## Begin Raw records

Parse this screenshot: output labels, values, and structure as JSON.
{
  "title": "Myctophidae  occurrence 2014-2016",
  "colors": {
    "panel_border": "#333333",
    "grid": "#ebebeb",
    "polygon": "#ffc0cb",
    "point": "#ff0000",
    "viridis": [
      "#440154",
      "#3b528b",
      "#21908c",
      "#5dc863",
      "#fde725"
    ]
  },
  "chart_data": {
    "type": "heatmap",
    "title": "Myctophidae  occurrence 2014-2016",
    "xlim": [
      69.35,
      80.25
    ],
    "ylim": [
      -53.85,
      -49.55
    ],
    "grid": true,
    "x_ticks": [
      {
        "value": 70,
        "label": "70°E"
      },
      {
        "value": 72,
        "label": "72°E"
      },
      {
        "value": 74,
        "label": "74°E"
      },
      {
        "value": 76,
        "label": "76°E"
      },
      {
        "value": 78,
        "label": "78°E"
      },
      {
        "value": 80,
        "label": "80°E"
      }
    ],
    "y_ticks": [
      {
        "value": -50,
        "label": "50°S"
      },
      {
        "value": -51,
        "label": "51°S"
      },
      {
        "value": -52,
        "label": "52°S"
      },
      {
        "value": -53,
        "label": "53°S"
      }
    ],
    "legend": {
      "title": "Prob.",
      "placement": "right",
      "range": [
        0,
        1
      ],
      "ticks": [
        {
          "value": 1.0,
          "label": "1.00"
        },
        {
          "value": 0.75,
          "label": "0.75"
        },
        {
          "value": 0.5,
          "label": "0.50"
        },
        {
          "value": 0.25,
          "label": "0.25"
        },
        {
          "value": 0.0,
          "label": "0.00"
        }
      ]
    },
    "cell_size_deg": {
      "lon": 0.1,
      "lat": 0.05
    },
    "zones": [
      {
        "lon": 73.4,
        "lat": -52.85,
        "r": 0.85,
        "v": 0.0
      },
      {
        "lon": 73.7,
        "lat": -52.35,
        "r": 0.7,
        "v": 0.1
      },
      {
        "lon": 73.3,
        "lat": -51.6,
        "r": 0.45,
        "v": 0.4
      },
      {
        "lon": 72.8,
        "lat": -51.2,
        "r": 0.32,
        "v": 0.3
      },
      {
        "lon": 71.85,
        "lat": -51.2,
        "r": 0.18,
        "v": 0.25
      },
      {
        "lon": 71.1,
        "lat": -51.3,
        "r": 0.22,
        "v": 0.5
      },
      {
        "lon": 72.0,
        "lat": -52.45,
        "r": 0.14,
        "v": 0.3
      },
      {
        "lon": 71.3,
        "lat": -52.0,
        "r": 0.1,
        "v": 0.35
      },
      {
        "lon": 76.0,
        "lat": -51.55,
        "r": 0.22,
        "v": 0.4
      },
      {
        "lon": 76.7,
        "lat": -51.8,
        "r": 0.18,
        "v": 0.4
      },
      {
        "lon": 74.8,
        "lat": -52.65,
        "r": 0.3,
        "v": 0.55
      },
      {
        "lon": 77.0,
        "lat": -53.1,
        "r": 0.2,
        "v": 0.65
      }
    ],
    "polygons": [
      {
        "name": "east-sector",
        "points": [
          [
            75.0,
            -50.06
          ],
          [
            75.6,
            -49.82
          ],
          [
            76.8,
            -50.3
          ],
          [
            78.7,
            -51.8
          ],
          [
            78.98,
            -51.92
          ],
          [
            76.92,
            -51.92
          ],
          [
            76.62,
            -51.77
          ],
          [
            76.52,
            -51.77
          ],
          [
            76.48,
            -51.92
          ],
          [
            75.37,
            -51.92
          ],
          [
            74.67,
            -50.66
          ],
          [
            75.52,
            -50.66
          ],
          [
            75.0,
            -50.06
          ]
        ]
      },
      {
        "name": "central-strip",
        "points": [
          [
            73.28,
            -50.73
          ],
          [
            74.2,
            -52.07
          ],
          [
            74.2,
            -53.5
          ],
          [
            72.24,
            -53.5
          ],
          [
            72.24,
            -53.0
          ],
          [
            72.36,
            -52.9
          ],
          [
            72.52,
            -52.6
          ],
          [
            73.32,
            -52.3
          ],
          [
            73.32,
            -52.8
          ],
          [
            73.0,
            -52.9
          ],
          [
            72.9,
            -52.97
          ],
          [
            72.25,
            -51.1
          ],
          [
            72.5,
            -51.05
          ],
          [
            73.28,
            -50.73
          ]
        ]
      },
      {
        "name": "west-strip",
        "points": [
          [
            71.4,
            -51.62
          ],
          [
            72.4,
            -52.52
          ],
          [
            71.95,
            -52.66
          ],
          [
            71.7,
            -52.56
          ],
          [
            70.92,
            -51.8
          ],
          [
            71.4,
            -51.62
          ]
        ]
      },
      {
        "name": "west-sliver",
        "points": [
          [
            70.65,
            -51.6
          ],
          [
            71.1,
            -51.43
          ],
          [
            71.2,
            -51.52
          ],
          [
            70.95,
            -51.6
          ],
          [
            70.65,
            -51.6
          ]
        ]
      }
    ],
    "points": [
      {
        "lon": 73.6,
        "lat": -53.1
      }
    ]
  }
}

## End Raw records

* Task statement *
Repeat the material above exactly.

* Exercise output *
Parse this screenshot: output labels, values, and structure as JSON.
{
  "title": "Myctophidae  occurrence 2014-2016",
  "colors": {
    "panel_border": "#333333",
    "grid": "#ebebeb",
    "polygon": "#ffc0cb",
    "point": "#ff0000",
    "viridis": [
      "#440154",
      "#3b528b",
      "#21908c",
      "#5dc863",
      "#fde725"
    ]
  },
  "chart_data": {
    "type": "heatmap",
    "title": "Myctophidae  occurrence 2014-2016",
    "xlim": [
      69.35,
      80.25
    ],
    "ylim": [
      -53.85,
      -49.55
    ],
    "grid": true,
    "x_ticks": [
      {
        "value": 70,
        "label": "70°E"
      },
      {
        "value": 72,
        "label": "72°E"
      },
      {
        "value": 74,
        "label": "74°E"
      },
      {
        "value": 76,
        "label": "76°E"
      },
      {
        "value": 78,
        "label": "78°E"
      },
      {
        "value": 80,
        "label": "80°E"
      }
    ],
    "y_ticks": [
      {
        "value": -50,
        "label": "50°S"
      },
      {
        "value": -51,
        "label": "51°S"
      },
      {
        "value": -52,
        "label": "52°S"
      },
      {
        "value": -53,
        "label": "53°S"
      }
    ],
    "legend": {
      "title": "Prob.",
      "placement": "right",
      "range": [
        0,
        1
      ],
      "ticks": [
        {
          "value": 1.0,
          "label": "1.00"
        },
        {
          "value": 0.75,
          "label": "0.75"
        },
        {
          "value": 0.5,
          "label": "0.50"
        },
        {
          "value": 0.25,
          "label": "0.25"
        },
        {
          "value": 0.0,
          "label": "0.00"
        }
      ]
    },
    "cell_size_deg": {
      "lon": 0.1,
      "lat": 0.05
    },
    "zones": [
      {
        "lon": 73.4,
        "lat": -52.85,
        "r": 0.85,
        "v": 0.0
      },
      {
        "lon": 73.7,
        "lat": -52.35,
        "r": 0.7,
        "v": 0.1
      },
      {
        "lon": 73.3,
        "lat": -51.6,
        "r": 0.45,
        "v": 0.4
      },
      {
        "lon": 72.8,
        "lat": -51.2,
        "r": 0.32,
        "v": 0.3
      },
      {
        "lon": 71.85,
        "lat": -51.2,
        "r": 0.18,
        "v": 0.25
      },
      {
        "lon": 71.1,
        "lat": -51.3,
        "r": 0.22,
        "v": 0.5
      },
      {
        "lon": 72.0,
        "lat": -52.45,
        "r": 0.14,
        "v": 0.3
      },
      {
        "lon": 71.3,
        "lat": -52.0,
        "r": 0.1,
        "v": 0.35
      },
      {
        "lon": 76.0,
        "lat": -51.55,
        "r": 0.22,
        "v": 0.4
      },
      {
        "lon": 76.7,
        "lat": -51.8,
        "r": 0.18,
        "v": 0.4
      },
      {
        "lon": 74.8,
        "lat": -52.65,
        "r": 0.3,
        "v": 0.55
      },
      {
        "lon": 77.0,
        "lat": -53.1,
        "r": 0.2,
        "v": 0.65
      }
    ],
    "polygons": [
      {
        "name": "east-sector",
        "points": [
          [
            75.0,
            -50.06
          ],
          [
            75.6,
            -49.82
          ],
          [
            76.8,
            -50.3
          ],
          [
            78.7,
            -51.8
          ],
          [
            78.98,
            -51.92
          ],
          [
            76.92,
            -51.92
          ],
          [
            76.62,
            -51.77
          ],
          [
            76.52,
            -51.77
          ],
          [
            76.48,
            -51.92
          ],
          [
            75.37,
            -51.92
          ],
          [
            74.67,
            -50.66
          ],
          [
            75.52,
            -50.66
          ],
          [
            75.0,
            -50.06
          ]
        ]
      },
      {
        "name": "central-strip",
        "points": [
          [
            73.28,
            -50.73
          ],
          [
            74.2,
            -52.07
          ],
          [
            74.2,
            -53.5
          ],
          [
            72.24,
            -53.5
          ],
          [
            72.24,
            -53.0
          ],
          [
            72.36,
            -52.9
          ],
          [
            72.52,
            -52.6
          ],
          [
            73.32,
            -52.3
          ],
          [
            73.32,
            -52.8
          ],
          [
            73.0,
            -52.9
          ],
          [
            72.9,
            -52.97
          ],
          [
            72.25,
            -51.1
          ],
          [
            72.5,
            -51.05
          ],
          [
            73.28,
            -50.73
          ]
        ]
      },
      {
        "name": "west-strip",
        "points": [
          [
            71.4,
            -51.62
          ],
          [
            72.4,
            -52.52
          ],
          [
            71.95,
            -52.66
          ],
          [
            71.7,
            -52.56
          ],
          [
            70.92,
            -51.8
          ],
          [
            71.4,
            -51.62
          ]
        ]
      },
      {
        "name": "west-sliver",
        "points": [
          [
            70.65,
            -51.6
          ],
          [
            71.1,
            -51.43
          ],
          [
            71.2,
            -51.52
          ],
          [
            70.95,
            -51.6
          ],
          [
            70.65,
            -51.6
          ]
        ]
      }
    ],
    "points": [
      {
        "lon": 73.6,
        "lat": -53.1
      }
    ]
  }
}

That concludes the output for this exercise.